## Start
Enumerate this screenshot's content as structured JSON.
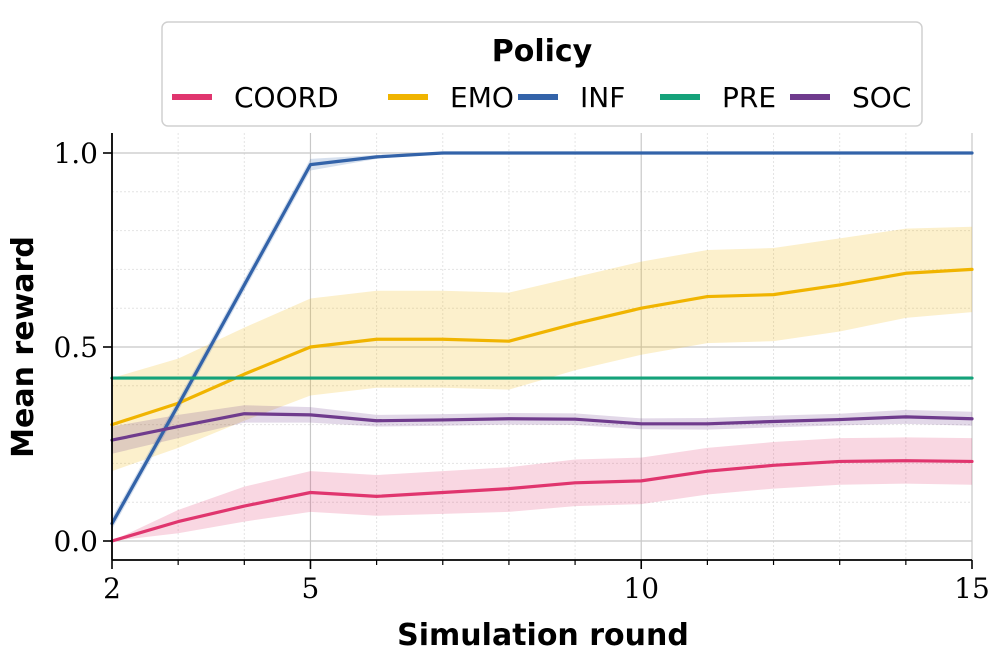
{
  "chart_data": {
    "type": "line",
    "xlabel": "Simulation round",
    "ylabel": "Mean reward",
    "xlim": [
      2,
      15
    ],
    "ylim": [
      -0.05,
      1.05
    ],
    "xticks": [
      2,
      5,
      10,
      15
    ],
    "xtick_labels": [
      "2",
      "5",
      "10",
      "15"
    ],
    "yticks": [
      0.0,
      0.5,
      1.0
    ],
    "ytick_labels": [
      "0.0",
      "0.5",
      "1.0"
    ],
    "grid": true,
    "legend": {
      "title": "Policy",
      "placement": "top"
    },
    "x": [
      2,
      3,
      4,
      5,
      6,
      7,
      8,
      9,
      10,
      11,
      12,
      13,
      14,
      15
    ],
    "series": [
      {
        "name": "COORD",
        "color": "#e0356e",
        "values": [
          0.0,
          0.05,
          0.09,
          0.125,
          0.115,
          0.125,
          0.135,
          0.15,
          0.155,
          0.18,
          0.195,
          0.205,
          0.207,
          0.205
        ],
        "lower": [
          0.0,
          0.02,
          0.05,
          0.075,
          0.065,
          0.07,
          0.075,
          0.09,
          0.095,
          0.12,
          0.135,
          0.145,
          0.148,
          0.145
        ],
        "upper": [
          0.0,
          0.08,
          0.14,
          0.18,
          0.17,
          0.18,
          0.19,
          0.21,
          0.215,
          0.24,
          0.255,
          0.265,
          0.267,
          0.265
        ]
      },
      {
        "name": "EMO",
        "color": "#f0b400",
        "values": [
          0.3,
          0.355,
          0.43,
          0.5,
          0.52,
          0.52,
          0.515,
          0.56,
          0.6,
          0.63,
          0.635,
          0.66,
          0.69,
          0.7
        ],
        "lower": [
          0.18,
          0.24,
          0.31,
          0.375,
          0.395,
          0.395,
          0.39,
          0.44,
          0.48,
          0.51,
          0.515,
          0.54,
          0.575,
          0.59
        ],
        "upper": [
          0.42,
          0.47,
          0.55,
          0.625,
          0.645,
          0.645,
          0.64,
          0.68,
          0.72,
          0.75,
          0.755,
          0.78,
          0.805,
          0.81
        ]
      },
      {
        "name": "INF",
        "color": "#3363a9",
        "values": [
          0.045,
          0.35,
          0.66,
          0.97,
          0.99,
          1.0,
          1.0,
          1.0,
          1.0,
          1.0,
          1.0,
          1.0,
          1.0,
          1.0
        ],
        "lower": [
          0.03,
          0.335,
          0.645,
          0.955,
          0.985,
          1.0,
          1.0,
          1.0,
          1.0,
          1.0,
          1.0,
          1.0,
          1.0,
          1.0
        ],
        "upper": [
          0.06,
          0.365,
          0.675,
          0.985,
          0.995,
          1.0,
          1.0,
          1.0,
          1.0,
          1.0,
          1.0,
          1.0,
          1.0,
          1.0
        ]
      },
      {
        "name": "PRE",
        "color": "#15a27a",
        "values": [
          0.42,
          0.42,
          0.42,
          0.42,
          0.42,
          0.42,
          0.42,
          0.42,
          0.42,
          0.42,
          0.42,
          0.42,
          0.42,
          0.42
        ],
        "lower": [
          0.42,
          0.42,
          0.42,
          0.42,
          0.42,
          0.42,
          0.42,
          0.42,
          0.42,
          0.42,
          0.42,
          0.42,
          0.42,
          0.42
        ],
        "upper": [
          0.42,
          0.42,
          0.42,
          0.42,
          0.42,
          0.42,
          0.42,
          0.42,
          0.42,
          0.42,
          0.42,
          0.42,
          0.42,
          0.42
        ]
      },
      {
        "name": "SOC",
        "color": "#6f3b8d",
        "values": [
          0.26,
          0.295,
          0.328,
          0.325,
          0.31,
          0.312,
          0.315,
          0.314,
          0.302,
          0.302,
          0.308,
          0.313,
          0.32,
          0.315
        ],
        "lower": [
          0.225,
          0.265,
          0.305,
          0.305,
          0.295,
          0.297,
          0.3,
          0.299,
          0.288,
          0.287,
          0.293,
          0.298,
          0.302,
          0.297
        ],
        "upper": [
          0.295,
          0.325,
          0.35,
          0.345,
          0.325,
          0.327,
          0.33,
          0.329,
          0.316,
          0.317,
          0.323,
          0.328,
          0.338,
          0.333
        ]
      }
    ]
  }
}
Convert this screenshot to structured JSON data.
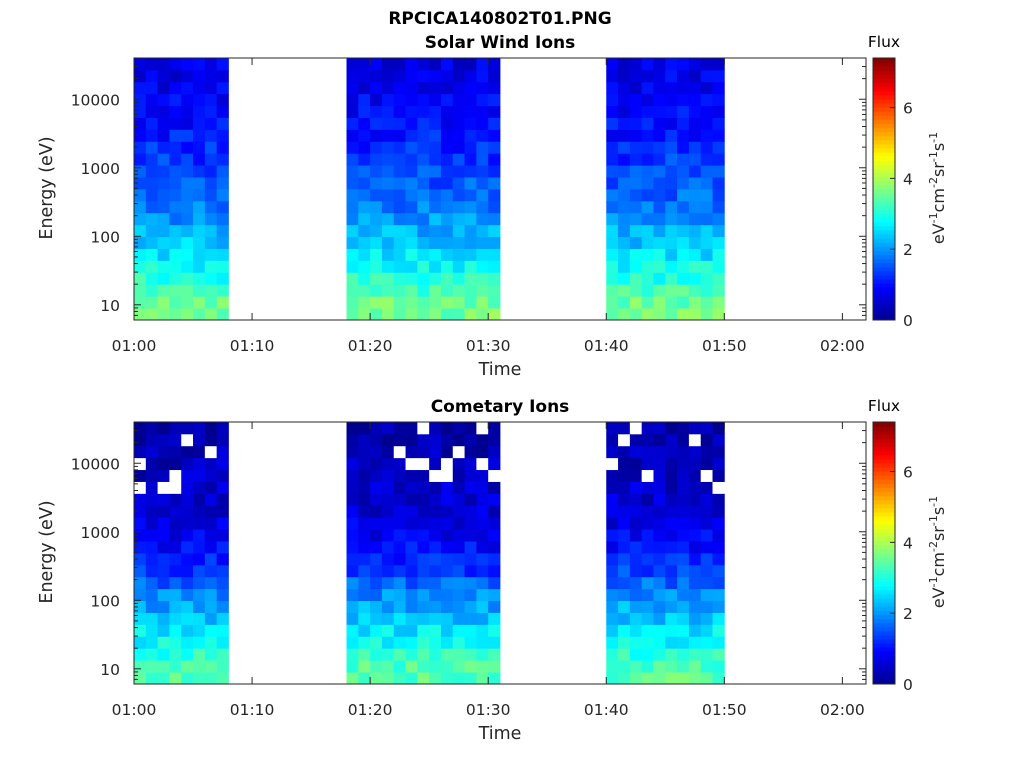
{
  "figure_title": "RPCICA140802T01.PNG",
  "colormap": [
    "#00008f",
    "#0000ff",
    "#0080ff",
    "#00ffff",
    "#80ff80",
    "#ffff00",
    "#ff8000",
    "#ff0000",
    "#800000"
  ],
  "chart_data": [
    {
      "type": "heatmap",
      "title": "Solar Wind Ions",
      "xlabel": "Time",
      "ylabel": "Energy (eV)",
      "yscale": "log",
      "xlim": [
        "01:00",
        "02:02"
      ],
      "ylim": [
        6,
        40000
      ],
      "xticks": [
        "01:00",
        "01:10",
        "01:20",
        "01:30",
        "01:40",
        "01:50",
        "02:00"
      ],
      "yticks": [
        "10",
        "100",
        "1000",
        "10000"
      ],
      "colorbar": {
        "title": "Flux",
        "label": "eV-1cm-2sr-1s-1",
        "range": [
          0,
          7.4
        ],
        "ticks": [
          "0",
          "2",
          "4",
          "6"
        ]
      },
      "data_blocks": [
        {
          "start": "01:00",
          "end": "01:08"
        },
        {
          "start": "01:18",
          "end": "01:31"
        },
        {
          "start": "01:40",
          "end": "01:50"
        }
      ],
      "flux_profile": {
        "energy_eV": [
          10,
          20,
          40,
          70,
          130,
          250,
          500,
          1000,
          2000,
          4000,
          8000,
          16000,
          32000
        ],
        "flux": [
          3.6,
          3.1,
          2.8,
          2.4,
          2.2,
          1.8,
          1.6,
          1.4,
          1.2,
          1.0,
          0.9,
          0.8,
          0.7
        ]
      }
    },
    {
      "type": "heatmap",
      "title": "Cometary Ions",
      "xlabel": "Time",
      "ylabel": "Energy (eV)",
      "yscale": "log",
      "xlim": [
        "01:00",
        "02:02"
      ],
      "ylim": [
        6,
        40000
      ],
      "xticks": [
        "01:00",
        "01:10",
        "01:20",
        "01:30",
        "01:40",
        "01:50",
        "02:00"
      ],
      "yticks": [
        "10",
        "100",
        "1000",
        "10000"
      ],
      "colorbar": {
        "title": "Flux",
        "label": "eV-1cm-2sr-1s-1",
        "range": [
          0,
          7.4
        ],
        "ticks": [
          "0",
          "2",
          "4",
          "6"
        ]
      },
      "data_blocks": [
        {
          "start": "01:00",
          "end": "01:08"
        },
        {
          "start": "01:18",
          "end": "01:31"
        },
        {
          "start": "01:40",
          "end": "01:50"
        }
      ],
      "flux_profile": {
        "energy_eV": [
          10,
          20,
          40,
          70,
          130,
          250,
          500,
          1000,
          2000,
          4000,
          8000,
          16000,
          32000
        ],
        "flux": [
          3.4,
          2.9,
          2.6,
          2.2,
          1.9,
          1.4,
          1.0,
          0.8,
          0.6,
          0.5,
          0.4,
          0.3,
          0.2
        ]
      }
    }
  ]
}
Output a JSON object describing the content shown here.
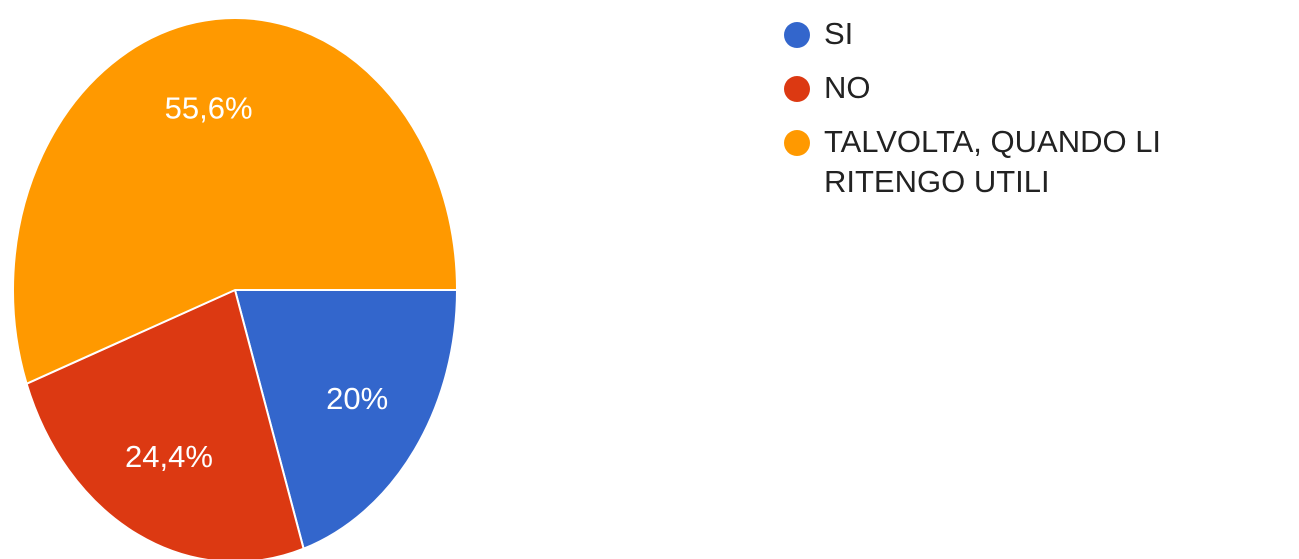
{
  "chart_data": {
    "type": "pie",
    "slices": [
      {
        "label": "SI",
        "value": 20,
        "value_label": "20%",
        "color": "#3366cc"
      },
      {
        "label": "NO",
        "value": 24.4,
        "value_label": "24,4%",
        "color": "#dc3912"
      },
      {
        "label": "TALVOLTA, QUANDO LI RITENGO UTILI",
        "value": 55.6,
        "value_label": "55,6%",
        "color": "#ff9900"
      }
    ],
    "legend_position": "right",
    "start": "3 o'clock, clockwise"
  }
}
## End
Write out all the entries again, word for word, and print no images.

Enumerate this screenshot's content as structured JSON.
{
  "chart_data": {
    "type": "line",
    "xlabel": "Simulation round",
    "ylabel": "Mean reward",
    "xlim": [
      2,
      15
    ],
    "ylim": [
      -0.05,
      1.05
    ],
    "xticks": [
      2,
      5,
      10,
      15
    ],
    "xtick_labels": [
      "2",
      "5",
      "10",
      "15"
    ],
    "yticks": [
      0.0,
      0.5,
      1.0
    ],
    "ytick_labels": [
      "0.0",
      "0.5",
      "1.0"
    ],
    "grid": true,
    "legend": {
      "title": "Policy",
      "placement": "top"
    },
    "x": [
      2,
      3,
      4,
      5,
      6,
      7,
      8,
      9,
      10,
      11,
      12,
      13,
      14,
      15
    ],
    "series": [
      {
        "name": "COORD",
        "color": "#e0356e",
        "values": [
          0.0,
          0.05,
          0.09,
          0.125,
          0.115,
          0.125,
          0.135,
          0.15,
          0.155,
          0.18,
          0.195,
          0.205,
          0.207,
          0.205
        ],
        "lower": [
          0.0,
          0.02,
          0.05,
          0.075,
          0.065,
          0.07,
          0.075,
          0.09,
          0.095,
          0.12,
          0.135,
          0.145,
          0.148,
          0.145
        ],
        "upper": [
          0.0,
          0.08,
          0.14,
          0.18,
          0.17,
          0.18,
          0.19,
          0.21,
          0.215,
          0.24,
          0.255,
          0.265,
          0.267,
          0.265
        ]
      },
      {
        "name": "EMO",
        "color": "#f0b400",
        "values": [
          0.3,
          0.355,
          0.43,
          0.5,
          0.52,
          0.52,
          0.515,
          0.56,
          0.6,
          0.63,
          0.635,
          0.66,
          0.69,
          0.7
        ],
        "lower": [
          0.18,
          0.24,
          0.31,
          0.375,
          0.395,
          0.395,
          0.39,
          0.44,
          0.48,
          0.51,
          0.515,
          0.54,
          0.575,
          0.59
        ],
        "upper": [
          0.42,
          0.47,
          0.55,
          0.625,
          0.645,
          0.645,
          0.64,
          0.68,
          0.72,
          0.75,
          0.755,
          0.78,
          0.805,
          0.81
        ]
      },
      {
        "name": "INF",
        "color": "#3363a9",
        "values": [
          0.045,
          0.35,
          0.66,
          0.97,
          0.99,
          1.0,
          1.0,
          1.0,
          1.0,
          1.0,
          1.0,
          1.0,
          1.0,
          1.0
        ],
        "lower": [
          0.03,
          0.335,
          0.645,
          0.955,
          0.985,
          1.0,
          1.0,
          1.0,
          1.0,
          1.0,
          1.0,
          1.0,
          1.0,
          1.0
        ],
        "upper": [
          0.06,
          0.365,
          0.675,
          0.985,
          0.995,
          1.0,
          1.0,
          1.0,
          1.0,
          1.0,
          1.0,
          1.0,
          1.0,
          1.0
        ]
      },
      {
        "name": "PRE",
        "color": "#15a27a",
        "values": [
          0.42,
          0.42,
          0.42,
          0.42,
          0.42,
          0.42,
          0.42,
          0.42,
          0.42,
          0.42,
          0.42,
          0.42,
          0.42,
          0.42
        ],
        "lower": [
          0.42,
          0.42,
          0.42,
          0.42,
          0.42,
          0.42,
          0.42,
          0.42,
          0.42,
          0.42,
          0.42,
          0.42,
          0.42,
          0.42
        ],
        "upper": [
          0.42,
          0.42,
          0.42,
          0.42,
          0.42,
          0.42,
          0.42,
          0.42,
          0.42,
          0.42,
          0.42,
          0.42,
          0.42,
          0.42
        ]
      },
      {
        "name": "SOC",
        "color": "#6f3b8d",
        "values": [
          0.26,
          0.295,
          0.328,
          0.325,
          0.31,
          0.312,
          0.315,
          0.314,
          0.302,
          0.302,
          0.308,
          0.313,
          0.32,
          0.315
        ],
        "lower": [
          0.225,
          0.265,
          0.305,
          0.305,
          0.295,
          0.297,
          0.3,
          0.299,
          0.288,
          0.287,
          0.293,
          0.298,
          0.302,
          0.297
        ],
        "upper": [
          0.295,
          0.325,
          0.35,
          0.345,
          0.325,
          0.327,
          0.33,
          0.329,
          0.316,
          0.317,
          0.323,
          0.328,
          0.338,
          0.333
        ]
      }
    ]
  }
}
Convert this screenshot to structured JSON data.
{
  "figure_title": "RPCICA140802T01.PNG",
  "colormap": [
    "#00008f",
    "#0000ff",
    "#0080ff",
    "#00ffff",
    "#80ff80",
    "#ffff00",
    "#ff8000",
    "#ff0000",
    "#800000"
  ],
  "chart_data": [
    {
      "type": "heatmap",
      "title": "Solar Wind Ions",
      "xlabel": "Time",
      "ylabel": "Energy (eV)",
      "yscale": "log",
      "xlim": [
        "01:00",
        "02:02"
      ],
      "ylim": [
        6,
        40000
      ],
      "xticks": [
        "01:00",
        "01:10",
        "01:20",
        "01:30",
        "01:40",
        "01:50",
        "02:00"
      ],
      "yticks": [
        "10",
        "100",
        "1000",
        "10000"
      ],
      "colorbar": {
        "title": "Flux",
        "label": "eV-1cm-2sr-1s-1",
        "range": [
          0,
          7.4
        ],
        "ticks": [
          "0",
          "2",
          "4",
          "6"
        ]
      },
      "data_blocks": [
        {
          "start": "01:00",
          "end": "01:08"
        },
        {
          "start": "01:18",
          "end": "01:31"
        },
        {
          "start": "01:40",
          "end": "01:50"
        }
      ],
      "flux_profile": {
        "energy_eV": [
          10,
          20,
          40,
          70,
          130,
          250,
          500,
          1000,
          2000,
          4000,
          8000,
          16000,
          32000
        ],
        "flux": [
          3.6,
          3.1,
          2.8,
          2.4,
          2.2,
          1.8,
          1.6,
          1.4,
          1.2,
          1.0,
          0.9,
          0.8,
          0.7
        ]
      }
    },
    {
      "type": "heatmap",
      "title": "Cometary Ions",
      "xlabel": "Time",
      "ylabel": "Energy (eV)",
      "yscale": "log",
      "xlim": [
        "01:00",
        "02:02"
      ],
      "ylim": [
        6,
        40000
      ],
      "xticks": [
        "01:00",
        "01:10",
        "01:20",
        "01:30",
        "01:40",
        "01:50",
        "02:00"
      ],
      "yticks": [
        "10",
        "100",
        "1000",
        "10000"
      ],
      "colorbar": {
        "title": "Flux",
        "label": "eV-1cm-2sr-1s-1",
        "range": [
          0,
          7.4
        ],
        "ticks": [
          "0",
          "2",
          "4",
          "6"
        ]
      },
      "data_blocks": [
        {
          "start": "01:00",
          "end": "01:08"
        },
        {
          "start": "01:18",
          "end": "01:31"
        },
        {
          "start": "01:40",
          "end": "01:50"
        }
      ],
      "flux_profile": {
        "energy_eV": [
          10,
          20,
          40,
          70,
          130,
          250,
          500,
          1000,
          2000,
          4000,
          8000,
          16000,
          32000
        ],
        "flux": [
          3.4,
          2.9,
          2.6,
          2.2,
          1.9,
          1.4,
          1.0,
          0.8,
          0.6,
          0.5,
          0.4,
          0.3,
          0.2
        ]
      }
    }
  ]
}
Output a JSON object describing the content shown here.
{
  "chart_data": {
    "type": "pie",
    "slices": [
      {
        "label": "SI",
        "value": 20,
        "value_label": "20%",
        "color": "#3366cc"
      },
      {
        "label": "NO",
        "value": 24.4,
        "value_label": "24,4%",
        "color": "#dc3912"
      },
      {
        "label": "TALVOLTA, QUANDO LI RITENGO UTILI",
        "value": 55.6,
        "value_label": "55,6%",
        "color": "#ff9900"
      }
    ],
    "legend_position": "right",
    "start": "3 o'clock, clockwise"
  }
}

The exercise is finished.